*** Records provided ***

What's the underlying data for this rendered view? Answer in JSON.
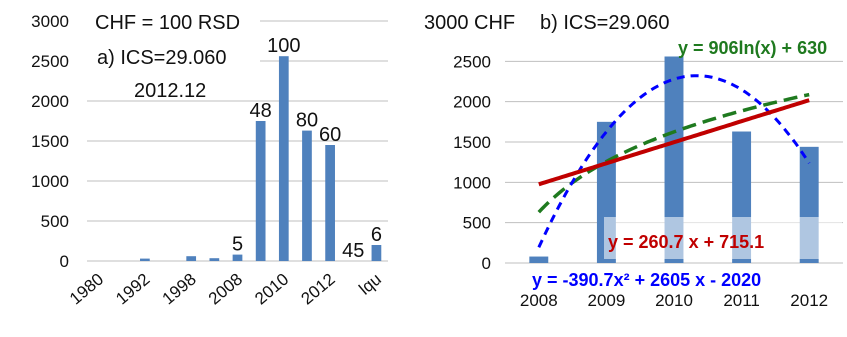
{
  "chart_data": [
    {
      "type": "bar",
      "panel": "a",
      "annotations": [
        "CHF = 100 RSD",
        "a) ICS=29.060",
        "2012.12"
      ],
      "categories": [
        "1980",
        "",
        "1992",
        "",
        "1998",
        "",
        "2008",
        "",
        "2010",
        "",
        "2012",
        "",
        "lqu"
      ],
      "values": [
        0,
        0,
        30,
        0,
        60,
        35,
        80,
        1750,
        2560,
        1630,
        1450,
        0,
        200
      ],
      "data_labels": [
        "",
        "",
        "",
        "",
        "",
        "",
        "5",
        "48",
        "100",
        "80",
        "60",
        "45",
        "6"
      ],
      "yticks": [
        0,
        500,
        1000,
        1500,
        2000,
        2500,
        3000
      ],
      "ylim": [
        0,
        3000
      ],
      "grid": true,
      "color": "#4F81BD"
    },
    {
      "type": "bar",
      "panel": "b",
      "annotations": [
        "3000 CHF",
        "b) ICS=29.060"
      ],
      "categories": [
        "2008",
        "2009",
        "2010",
        "2011",
        "2012"
      ],
      "x": [
        1,
        2,
        3,
        4,
        5
      ],
      "values": [
        80,
        1750,
        2560,
        1630,
        1440
      ],
      "yticks": [
        0,
        500,
        1000,
        1500,
        2000,
        2500
      ],
      "ylim": [
        0,
        3000
      ],
      "grid": true,
      "color": "#4F81BD",
      "trendlines": [
        {
          "type": "linear",
          "label": "y = 260.7 x + 715.1",
          "a": 260.7,
          "b": 715.1,
          "color": "#C00000"
        },
        {
          "type": "log",
          "label": "y = 906ln(x) + 630",
          "a": 906,
          "b": 630,
          "color": "#1F7A1F"
        },
        {
          "type": "poly2",
          "label": "y = -390.7x² + 2605 x - 2020",
          "a": -390.7,
          "b": 2605,
          "c": -2020,
          "color": "#0000FF"
        }
      ]
    }
  ]
}
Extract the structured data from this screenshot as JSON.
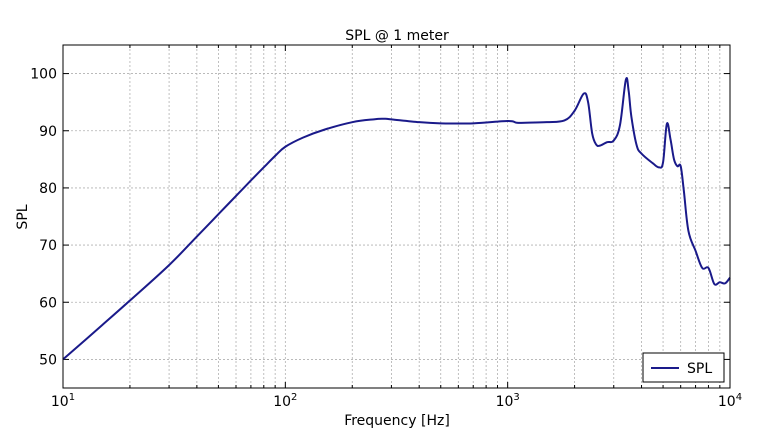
{
  "chart_data": {
    "type": "line",
    "title": "SPL @ 1 meter",
    "xlabel": "Frequency [Hz]",
    "ylabel": "SPL",
    "xscale": "log",
    "xlim": [
      10,
      10000
    ],
    "ylim": [
      45,
      105
    ],
    "grid": true,
    "legend": "bottom-right",
    "x_ticks": [
      {
        "value": 10,
        "base": "10",
        "exp": "1"
      },
      {
        "value": 100,
        "base": "10",
        "exp": "2"
      },
      {
        "value": 1000,
        "base": "10",
        "exp": "3"
      },
      {
        "value": 10000,
        "base": "10",
        "exp": "4"
      }
    ],
    "y_ticks": [
      {
        "value": 50,
        "label": "50"
      },
      {
        "value": 60,
        "label": "60"
      },
      {
        "value": 70,
        "label": "70"
      },
      {
        "value": 80,
        "label": "80"
      },
      {
        "value": 90,
        "label": "90"
      },
      {
        "value": 100,
        "label": "100"
      }
    ],
    "series": [
      {
        "name": "SPL",
        "color": "#1a1a8a",
        "x": [
          10,
          15,
          20,
          30,
          40,
          50,
          60,
          70,
          80,
          90,
          100,
          120,
          150,
          200,
          250,
          280,
          300,
          400,
          500,
          700,
          1000,
          1100,
          1200,
          1500,
          1800,
          2000,
          2200,
          2300,
          2400,
          2500,
          2600,
          2800,
          3000,
          3200,
          3400,
          3500,
          3600,
          3800,
          4000,
          4500,
          4800,
          5000,
          5200,
          5400,
          5600,
          5800,
          6000,
          6200,
          6500,
          7000,
          7500,
          8000,
          8500,
          9000,
          9500,
          10000
        ],
        "y": [
          50,
          56,
          60.3,
          66.5,
          71.5,
          75.4,
          78.6,
          81.3,
          83.6,
          85.6,
          87.2,
          88.8,
          90.2,
          91.5,
          92.0,
          92.1,
          92.0,
          91.5,
          91.3,
          91.3,
          91.7,
          91.4,
          91.4,
          91.5,
          91.8,
          93.5,
          96.5,
          95.0,
          89.5,
          87.6,
          87.4,
          88.0,
          88.3,
          91.0,
          98.9,
          97.0,
          92.5,
          87.5,
          86.0,
          84.3,
          83.6,
          84.5,
          91.2,
          88.5,
          85.0,
          83.8,
          83.8,
          79.5,
          72.5,
          69.0,
          66.0,
          66.0,
          63.2,
          63.5,
          63.3,
          64.3
        ]
      }
    ]
  }
}
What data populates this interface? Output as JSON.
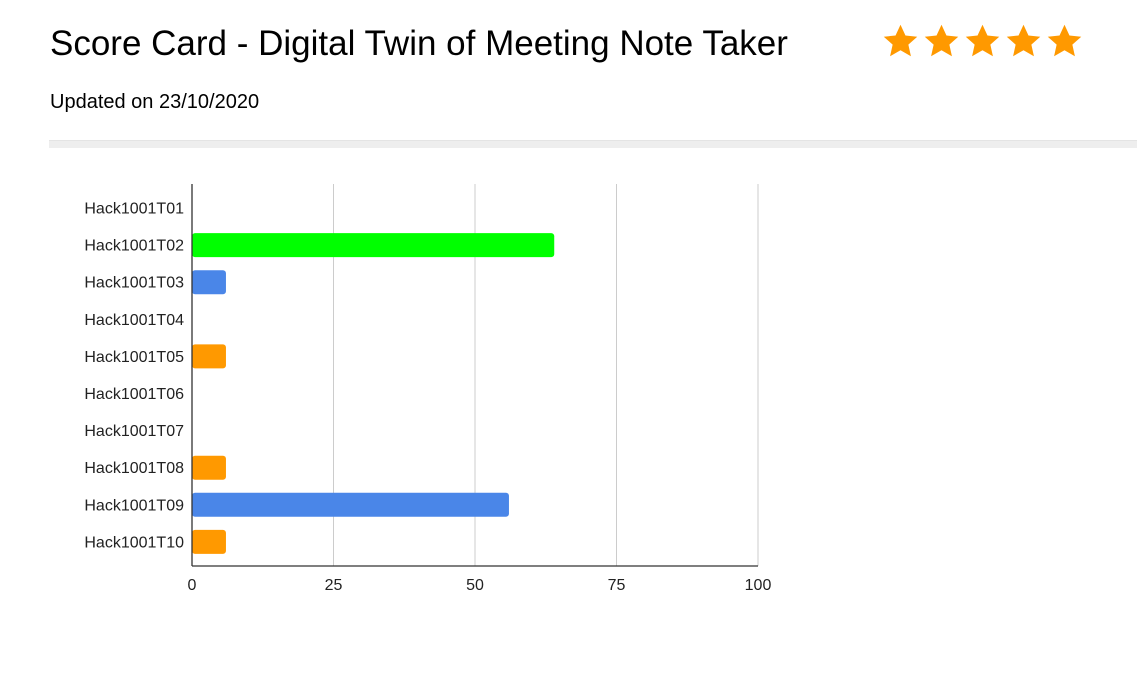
{
  "header": {
    "title": "Score Card - Digital Twin of Meeting Note Taker",
    "subtitle": "Updated on 23/10/2020",
    "rating": {
      "value": 5,
      "max": 5,
      "star_color": "#ff9900",
      "icon": "star-icon"
    }
  },
  "chart_data": {
    "type": "bar",
    "orientation": "horizontal",
    "title": "",
    "xlabel": "",
    "ylabel": "",
    "categories": [
      "Hack1001T01",
      "Hack1001T02",
      "Hack1001T03",
      "Hack1001T04",
      "Hack1001T05",
      "Hack1001T06",
      "Hack1001T07",
      "Hack1001T08",
      "Hack1001T09",
      "Hack1001T10"
    ],
    "values": [
      0,
      64,
      6,
      0,
      6,
      0,
      0,
      6,
      56,
      6
    ],
    "colors": [
      "#4a86e8",
      "#00ff00",
      "#4a86e8",
      "#4a86e8",
      "#ff9900",
      "#4a86e8",
      "#4a86e8",
      "#ff9900",
      "#4a86e8",
      "#ff9900"
    ],
    "xlim": [
      0,
      100
    ],
    "xticks": [
      0,
      25,
      50,
      75,
      100
    ],
    "grid": true,
    "legend": "none"
  }
}
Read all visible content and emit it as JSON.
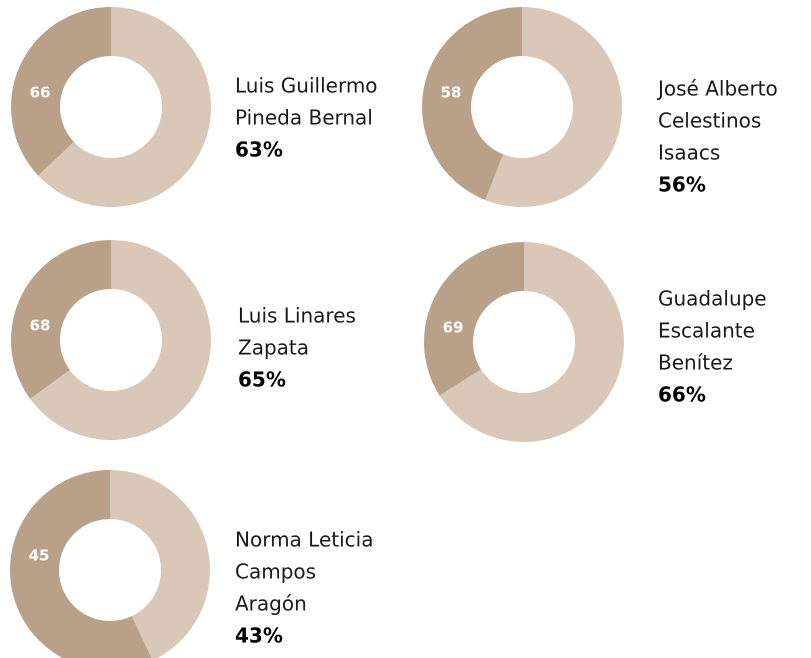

***

■ Exercise ■
The data above should be repeated exactly, minus any pictures.

■ The result ■
What's the underlying data for this rendered view? Answer in JSON.
{
  "chart_data": [
    {
      "type": "bar",
      "panel": "a",
      "annotations": [
        "CHF = 100 RSD",
        "a) ICS=29.060",
        "2012.12"
      ],
      "categories": [
        "1980",
        "",
        "1992",
        "",
        "1998",
        "",
        "2008",
        "",
        "2010",
        "",
        "2012",
        "",
        "lqu"
      ],
      "values": [
        0,
        0,
        30,
        0,
        60,
        35,
        80,
        1750,
        2560,
        1630,
        1450,
        0,
        200
      ],
      "data_labels": [
        "",
        "",
        "",
        "",
        "",
        "",
        "5",
        "48",
        "100",
        "80",
        "60",
        "45",
        "6"
      ],
      "yticks": [
        0,
        500,
        1000,
        1500,
        2000,
        2500,
        3000
      ],
      "ylim": [
        0,
        3000
      ],
      "grid": true,
      "color": "#4F81BD"
    },
    {
      "type": "bar",
      "panel": "b",
      "annotations": [
        "3000 CHF",
        "b) ICS=29.060"
      ],
      "categories": [
        "2008",
        "2009",
        "2010",
        "2011",
        "2012"
      ],
      "x": [
        1,
        2,
        3,
        4,
        5
      ],
      "values": [
        80,
        1750,
        2560,
        1630,
        1440
      ],
      "yticks": [
        0,
        500,
        1000,
        1500,
        2000,
        2500
      ],
      "ylim": [
        0,
        3000
      ],
      "grid": true,
      "color": "#4F81BD",
      "trendlines": [
        {
          "type": "linear",
          "label": "y = 260.7 x + 715.1",
          "a": 260.7,
          "b": 715.1,
          "color": "#C00000"
        },
        {
          "type": "log",
          "label": "y = 906ln(x) + 630",
          "a": 906,
          "b": 630,
          "color": "#1F7A1F"
        },
        {
          "type": "poly2",
          "label": "y = -390.7x² + 2605 x - 2020",
          "a": -390.7,
          "b": 2605,
          "c": -2020,
          "color": "#0000FF"
        }
      ]
    }
  ]
}
Extract the structured data from this screenshot as JSON.
{
  "chart_data": {
    "type": "line",
    "title": "SPL @ 1 meter",
    "xlabel": "Frequency [Hz]",
    "ylabel": "SPL",
    "xscale": "log",
    "xlim": [
      10,
      10000
    ],
    "ylim": [
      45,
      105
    ],
    "grid": true,
    "legend": "bottom-right",
    "x_ticks": [
      {
        "value": 10,
        "base": "10",
        "exp": "1"
      },
      {
        "value": 100,
        "base": "10",
        "exp": "2"
      },
      {
        "value": 1000,
        "base": "10",
        "exp": "3"
      },
      {
        "value": 10000,
        "base": "10",
        "exp": "4"
      }
    ],
    "y_ticks": [
      {
        "value": 50,
        "label": "50"
      },
      {
        "value": 60,
        "label": "60"
      },
      {
        "value": 70,
        "label": "70"
      },
      {
        "value": 80,
        "label": "80"
      },
      {
        "value": 90,
        "label": "90"
      },
      {
        "value": 100,
        "label": "100"
      }
    ],
    "series": [
      {
        "name": "SPL",
        "color": "#1a1a8a",
        "x": [
          10,
          15,
          20,
          30,
          40,
          50,
          60,
          70,
          80,
          90,
          100,
          120,
          150,
          200,
          250,
          280,
          300,
          400,
          500,
          700,
          1000,
          1100,
          1200,
          1500,
          1800,
          2000,
          2200,
          2300,
          2400,
          2500,
          2600,
          2800,
          3000,
          3200,
          3400,
          3500,
          3600,
          3800,
          4000,
          4500,
          4800,
          5000,
          5200,
          5400,
          5600,
          5800,
          6000,
          6200,
          6500,
          7000,
          7500,
          8000,
          8500,
          9000,
          9500,
          10000
        ],
        "y": [
          50,
          56,
          60.3,
          66.5,
          71.5,
          75.4,
          78.6,
          81.3,
          83.6,
          85.6,
          87.2,
          88.8,
          90.2,
          91.5,
          92.0,
          92.1,
          92.0,
          91.5,
          91.3,
          91.3,
          91.7,
          91.4,
          91.4,
          91.5,
          91.8,
          93.5,
          96.5,
          95.0,
          89.5,
          87.6,
          87.4,
          88.0,
          88.3,
          91.0,
          98.9,
          97.0,
          92.5,
          87.5,
          86.0,
          84.3,
          83.6,
          84.5,
          91.2,
          88.5,
          85.0,
          83.8,
          83.8,
          79.5,
          72.5,
          69.0,
          66.0,
          66.0,
          63.2,
          63.5,
          63.3,
          64.3
        ]
      }
    ]
  }
}
What data populates this interface? Output as JSON.
{
  "header": {
    "title": "Score Card - Digital Twin of Meeting Note Taker",
    "subtitle": "Updated on 23/10/2020",
    "rating": {
      "value": 5,
      "max": 5,
      "star_color": "#ff9900",
      "icon": "star-icon"
    }
  },
  "chart_data": {
    "type": "bar",
    "orientation": "horizontal",
    "title": "",
    "xlabel": "",
    "ylabel": "",
    "categories": [
      "Hack1001T01",
      "Hack1001T02",
      "Hack1001T03",
      "Hack1001T04",
      "Hack1001T05",
      "Hack1001T06",
      "Hack1001T07",
      "Hack1001T08",
      "Hack1001T09",
      "Hack1001T10"
    ],
    "values": [
      0,
      64,
      6,
      0,
      6,
      0,
      0,
      6,
      56,
      6
    ],
    "colors": [
      "#4a86e8",
      "#00ff00",
      "#4a86e8",
      "#4a86e8",
      "#ff9900",
      "#4a86e8",
      "#4a86e8",
      "#ff9900",
      "#4a86e8",
      "#ff9900"
    ],
    "xlim": [
      0,
      100
    ],
    "xticks": [
      0,
      25,
      50,
      75,
      100
    ],
    "grid": true,
    "legend": "none"
  }
}
Read all visible content and emit it as JSON.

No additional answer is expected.